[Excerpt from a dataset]
** START **

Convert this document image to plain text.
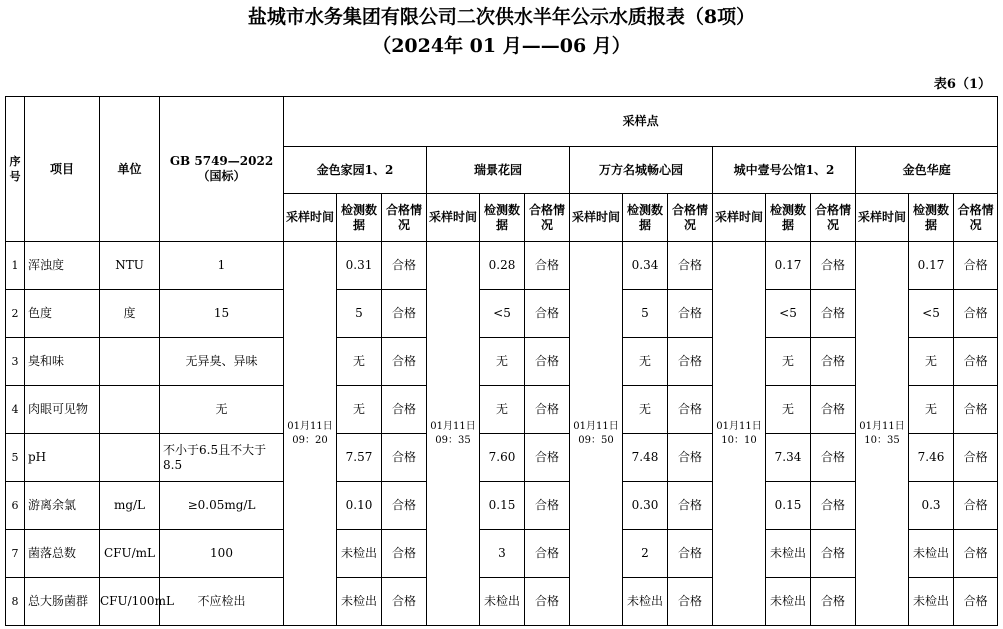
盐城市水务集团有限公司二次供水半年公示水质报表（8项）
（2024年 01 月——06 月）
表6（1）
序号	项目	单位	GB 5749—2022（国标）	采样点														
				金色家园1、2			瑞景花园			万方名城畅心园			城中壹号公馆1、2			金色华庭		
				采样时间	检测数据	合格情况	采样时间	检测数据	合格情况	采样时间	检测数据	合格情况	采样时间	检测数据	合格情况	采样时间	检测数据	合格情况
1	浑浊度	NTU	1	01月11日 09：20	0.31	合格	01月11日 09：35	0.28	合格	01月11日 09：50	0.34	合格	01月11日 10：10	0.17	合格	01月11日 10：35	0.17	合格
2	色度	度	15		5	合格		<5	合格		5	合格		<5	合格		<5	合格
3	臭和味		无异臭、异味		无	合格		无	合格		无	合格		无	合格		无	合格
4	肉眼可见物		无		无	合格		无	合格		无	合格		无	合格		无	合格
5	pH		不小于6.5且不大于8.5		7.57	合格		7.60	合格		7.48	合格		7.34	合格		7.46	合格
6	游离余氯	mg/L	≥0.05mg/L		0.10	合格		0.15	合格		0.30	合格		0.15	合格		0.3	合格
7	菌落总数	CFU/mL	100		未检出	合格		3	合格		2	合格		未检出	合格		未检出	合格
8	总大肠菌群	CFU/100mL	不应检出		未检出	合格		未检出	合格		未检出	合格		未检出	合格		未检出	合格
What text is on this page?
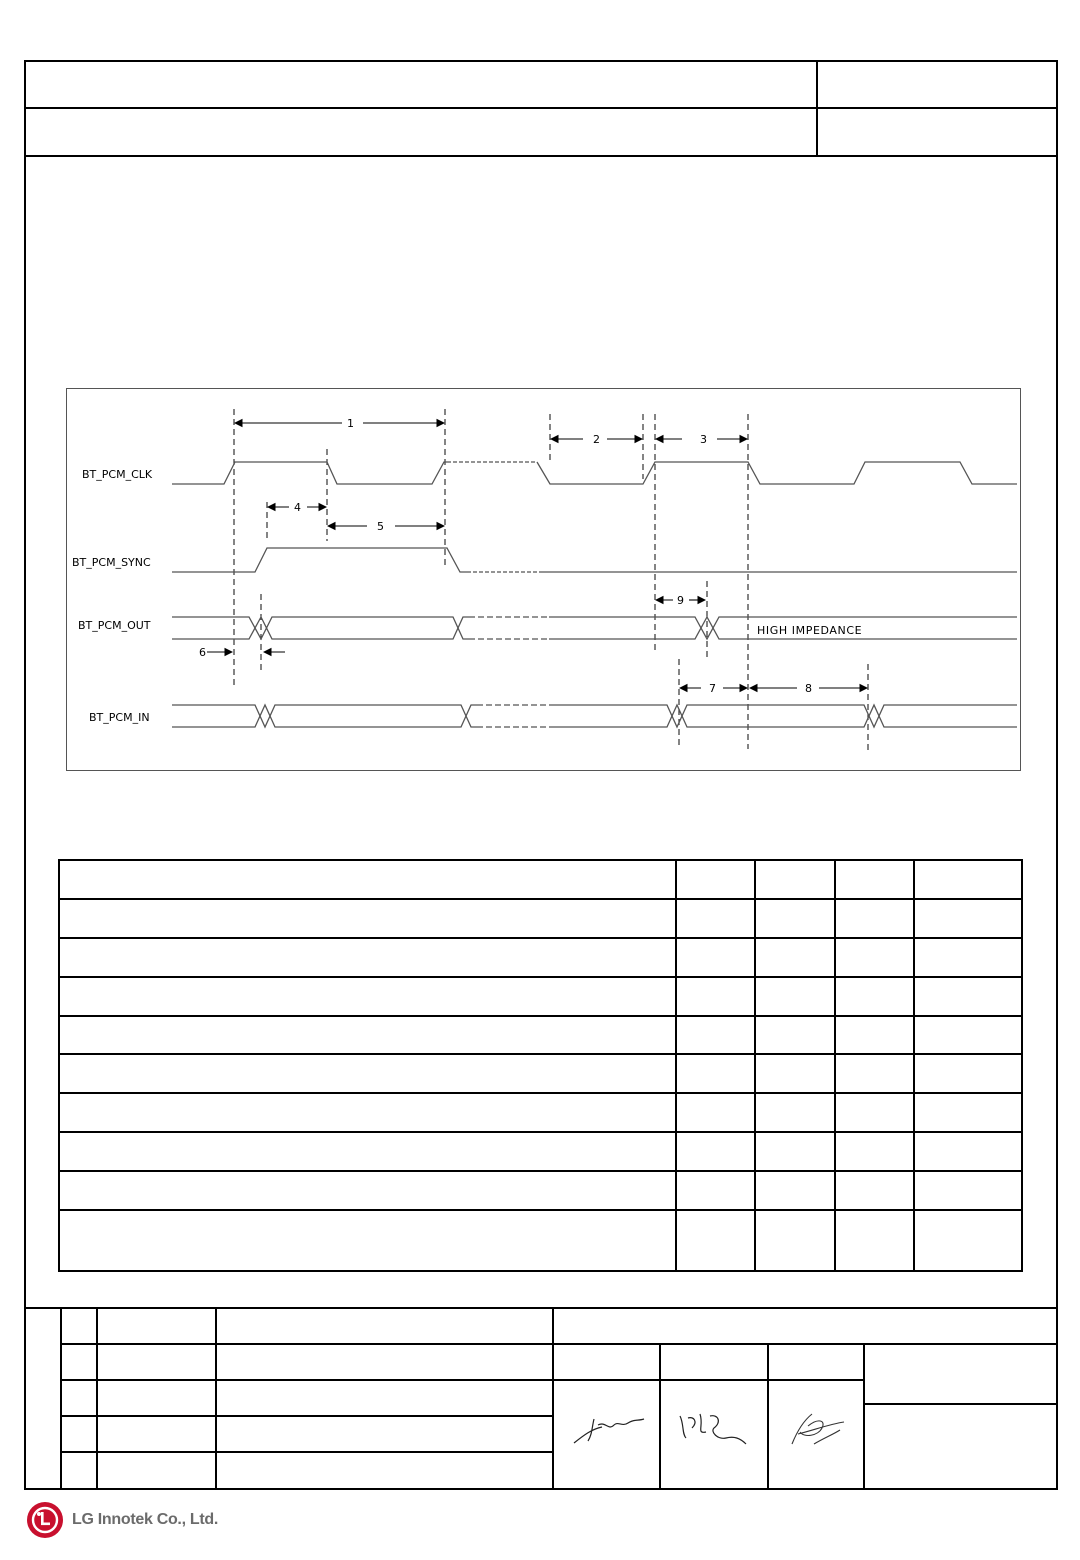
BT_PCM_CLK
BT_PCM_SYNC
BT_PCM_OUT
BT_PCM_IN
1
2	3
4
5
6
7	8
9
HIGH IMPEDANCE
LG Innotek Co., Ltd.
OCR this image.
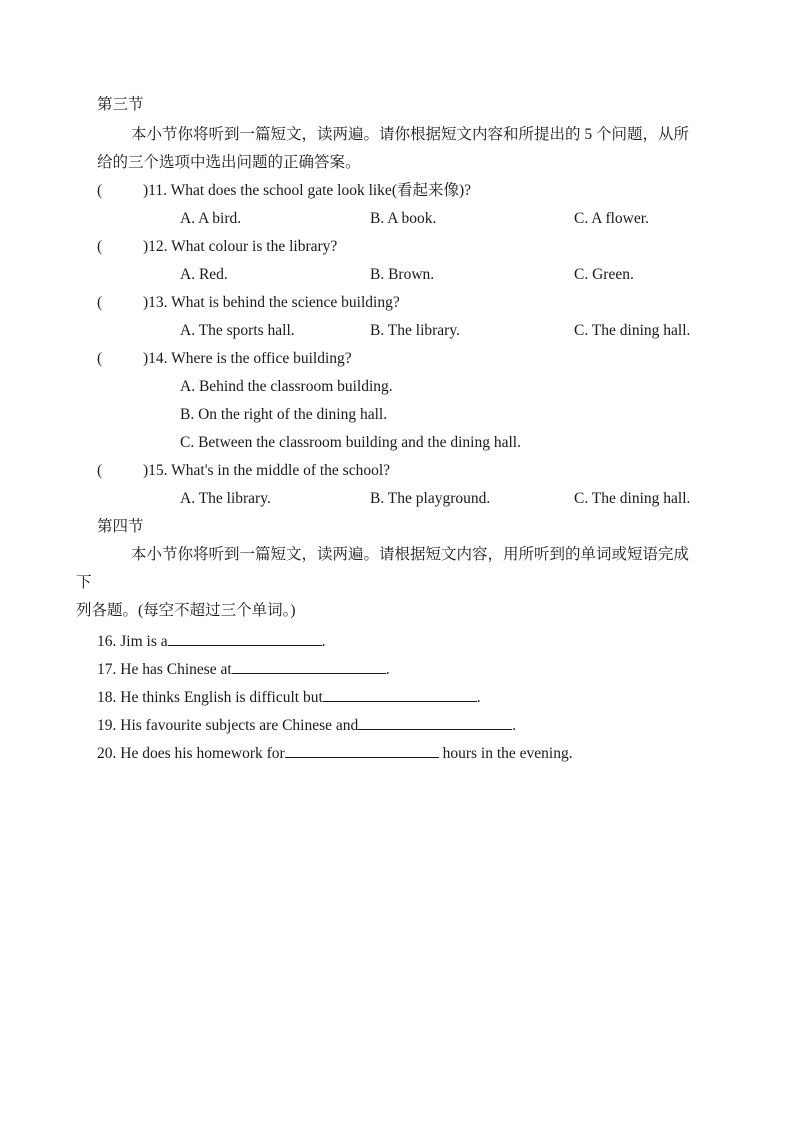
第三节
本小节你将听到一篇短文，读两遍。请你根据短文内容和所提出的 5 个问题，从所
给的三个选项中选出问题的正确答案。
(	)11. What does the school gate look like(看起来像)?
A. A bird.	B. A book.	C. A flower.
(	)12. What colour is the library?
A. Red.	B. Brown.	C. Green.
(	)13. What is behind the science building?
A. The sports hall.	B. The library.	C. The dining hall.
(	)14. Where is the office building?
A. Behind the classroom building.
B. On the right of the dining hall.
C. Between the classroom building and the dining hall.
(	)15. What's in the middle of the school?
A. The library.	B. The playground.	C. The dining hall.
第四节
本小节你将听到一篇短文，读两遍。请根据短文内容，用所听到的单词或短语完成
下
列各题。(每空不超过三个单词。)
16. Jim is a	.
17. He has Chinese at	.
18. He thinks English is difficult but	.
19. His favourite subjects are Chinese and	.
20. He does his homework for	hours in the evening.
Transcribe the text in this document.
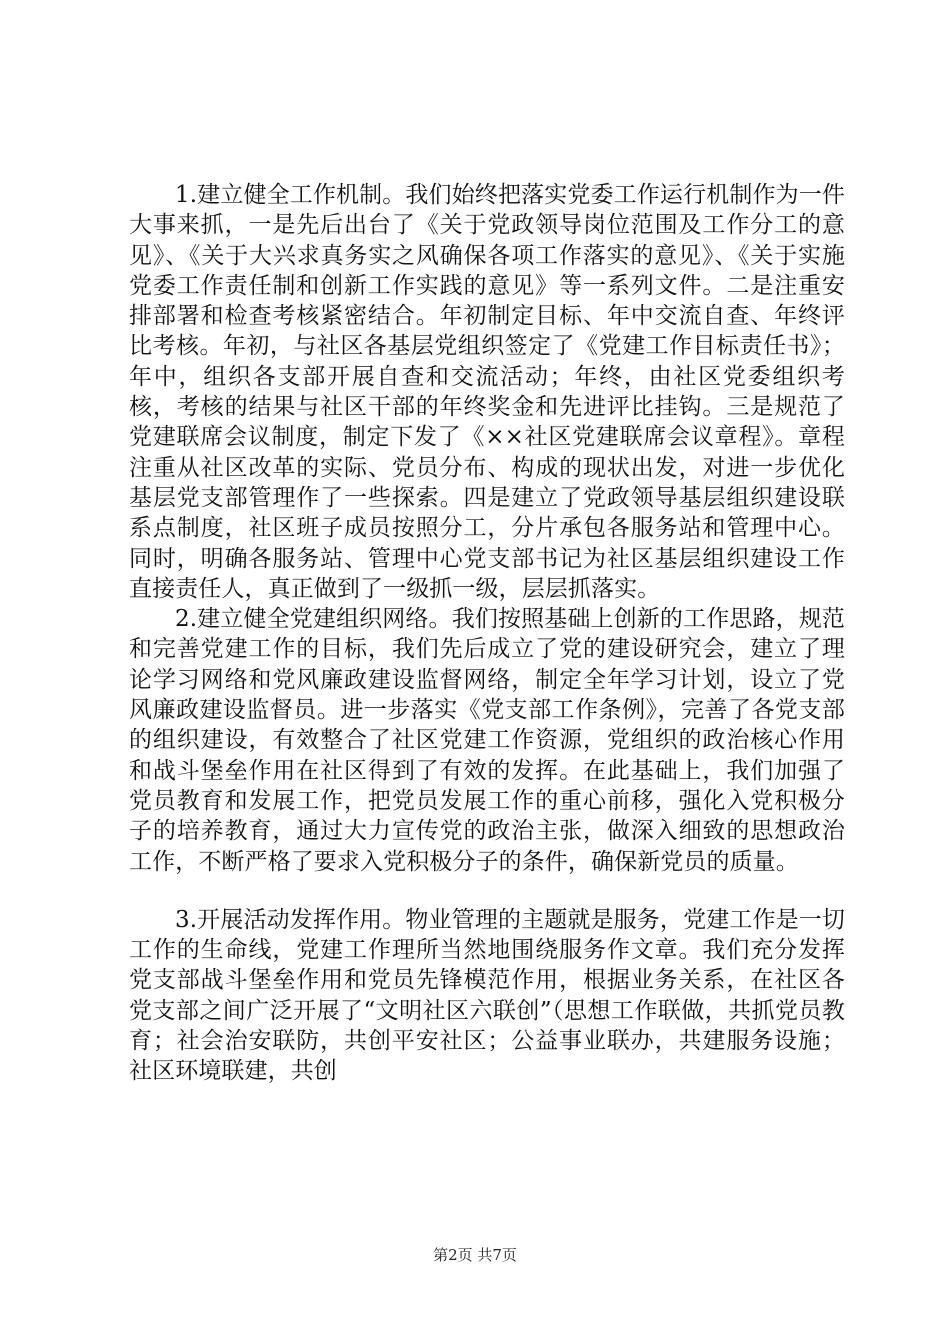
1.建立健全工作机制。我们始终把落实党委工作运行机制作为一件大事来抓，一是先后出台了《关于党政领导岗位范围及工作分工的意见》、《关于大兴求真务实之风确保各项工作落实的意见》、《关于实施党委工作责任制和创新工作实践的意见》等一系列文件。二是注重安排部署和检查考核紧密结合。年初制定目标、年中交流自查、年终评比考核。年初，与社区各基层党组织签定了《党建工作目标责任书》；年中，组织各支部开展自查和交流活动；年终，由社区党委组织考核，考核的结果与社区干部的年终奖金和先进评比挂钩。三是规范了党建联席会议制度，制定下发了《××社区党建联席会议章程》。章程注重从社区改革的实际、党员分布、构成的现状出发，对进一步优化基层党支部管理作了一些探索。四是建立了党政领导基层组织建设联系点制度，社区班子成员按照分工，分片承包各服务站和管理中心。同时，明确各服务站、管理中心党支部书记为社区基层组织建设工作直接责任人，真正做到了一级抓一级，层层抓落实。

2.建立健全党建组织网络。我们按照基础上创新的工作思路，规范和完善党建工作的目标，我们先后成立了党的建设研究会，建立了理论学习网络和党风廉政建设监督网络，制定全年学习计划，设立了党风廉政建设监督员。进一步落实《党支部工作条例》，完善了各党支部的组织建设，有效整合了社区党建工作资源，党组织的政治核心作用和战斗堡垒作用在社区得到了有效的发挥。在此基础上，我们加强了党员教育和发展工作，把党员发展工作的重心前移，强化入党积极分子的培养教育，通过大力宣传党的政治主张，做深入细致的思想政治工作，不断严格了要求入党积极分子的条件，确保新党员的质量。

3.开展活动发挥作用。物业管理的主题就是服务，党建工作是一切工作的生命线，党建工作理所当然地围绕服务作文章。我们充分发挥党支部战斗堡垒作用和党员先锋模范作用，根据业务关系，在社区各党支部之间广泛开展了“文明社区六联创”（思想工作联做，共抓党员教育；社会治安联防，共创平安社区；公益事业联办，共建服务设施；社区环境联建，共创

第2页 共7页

** END **

* Task to carry out
Copy every line above that holds the word "document".

* Completed task
Convert this document image to plain text.
Transcribe the text in this document.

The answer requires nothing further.